---- Supplied information

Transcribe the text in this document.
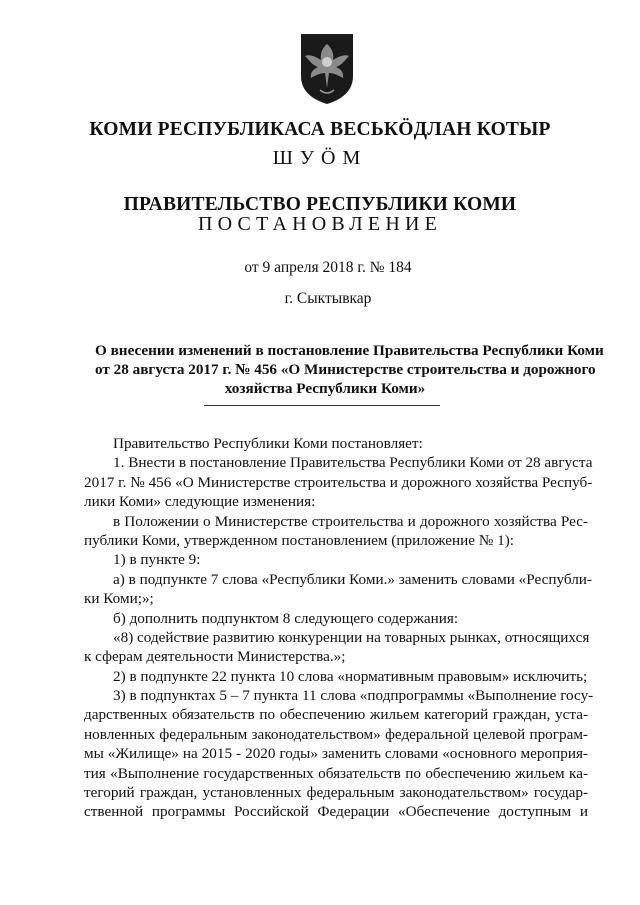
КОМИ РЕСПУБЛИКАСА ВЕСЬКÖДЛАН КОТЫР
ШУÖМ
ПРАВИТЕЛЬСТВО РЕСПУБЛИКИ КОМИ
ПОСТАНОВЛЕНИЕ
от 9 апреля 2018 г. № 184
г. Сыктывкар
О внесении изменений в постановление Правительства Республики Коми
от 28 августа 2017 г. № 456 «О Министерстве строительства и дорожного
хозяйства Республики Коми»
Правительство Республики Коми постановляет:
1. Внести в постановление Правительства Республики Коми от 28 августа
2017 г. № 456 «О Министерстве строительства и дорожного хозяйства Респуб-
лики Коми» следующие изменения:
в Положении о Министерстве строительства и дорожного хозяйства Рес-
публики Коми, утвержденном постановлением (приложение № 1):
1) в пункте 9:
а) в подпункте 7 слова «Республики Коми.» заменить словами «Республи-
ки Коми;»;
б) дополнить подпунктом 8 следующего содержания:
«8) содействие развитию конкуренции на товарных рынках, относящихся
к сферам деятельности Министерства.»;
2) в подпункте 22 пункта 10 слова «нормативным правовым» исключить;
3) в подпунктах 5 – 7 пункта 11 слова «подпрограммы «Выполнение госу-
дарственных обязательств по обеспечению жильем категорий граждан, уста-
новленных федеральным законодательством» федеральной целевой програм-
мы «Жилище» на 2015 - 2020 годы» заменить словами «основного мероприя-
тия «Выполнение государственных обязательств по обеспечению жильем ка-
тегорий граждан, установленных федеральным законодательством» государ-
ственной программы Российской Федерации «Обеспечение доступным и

--------
---- Supplied information

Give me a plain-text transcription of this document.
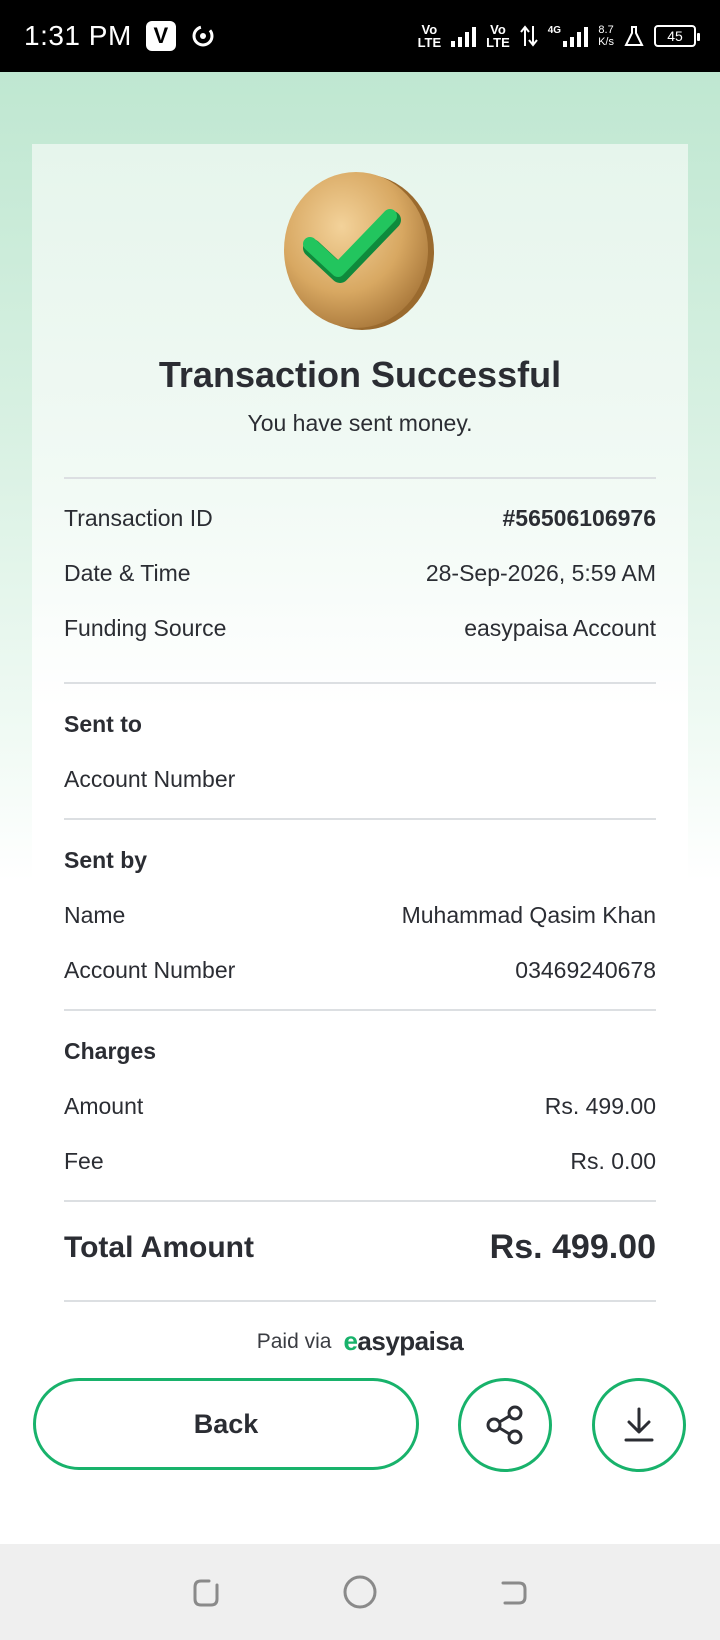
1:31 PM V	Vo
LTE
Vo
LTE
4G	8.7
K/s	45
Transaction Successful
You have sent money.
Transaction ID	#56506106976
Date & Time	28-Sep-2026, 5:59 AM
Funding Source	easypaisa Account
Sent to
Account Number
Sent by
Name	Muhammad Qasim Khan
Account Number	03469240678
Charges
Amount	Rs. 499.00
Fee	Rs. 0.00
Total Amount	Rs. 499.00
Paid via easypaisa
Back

--------

• The task: Return each full line of the entries that contains the word "document".

• Output of the exercise:
Transcribe the text in this document.
Give me a plain-text transcription of this document.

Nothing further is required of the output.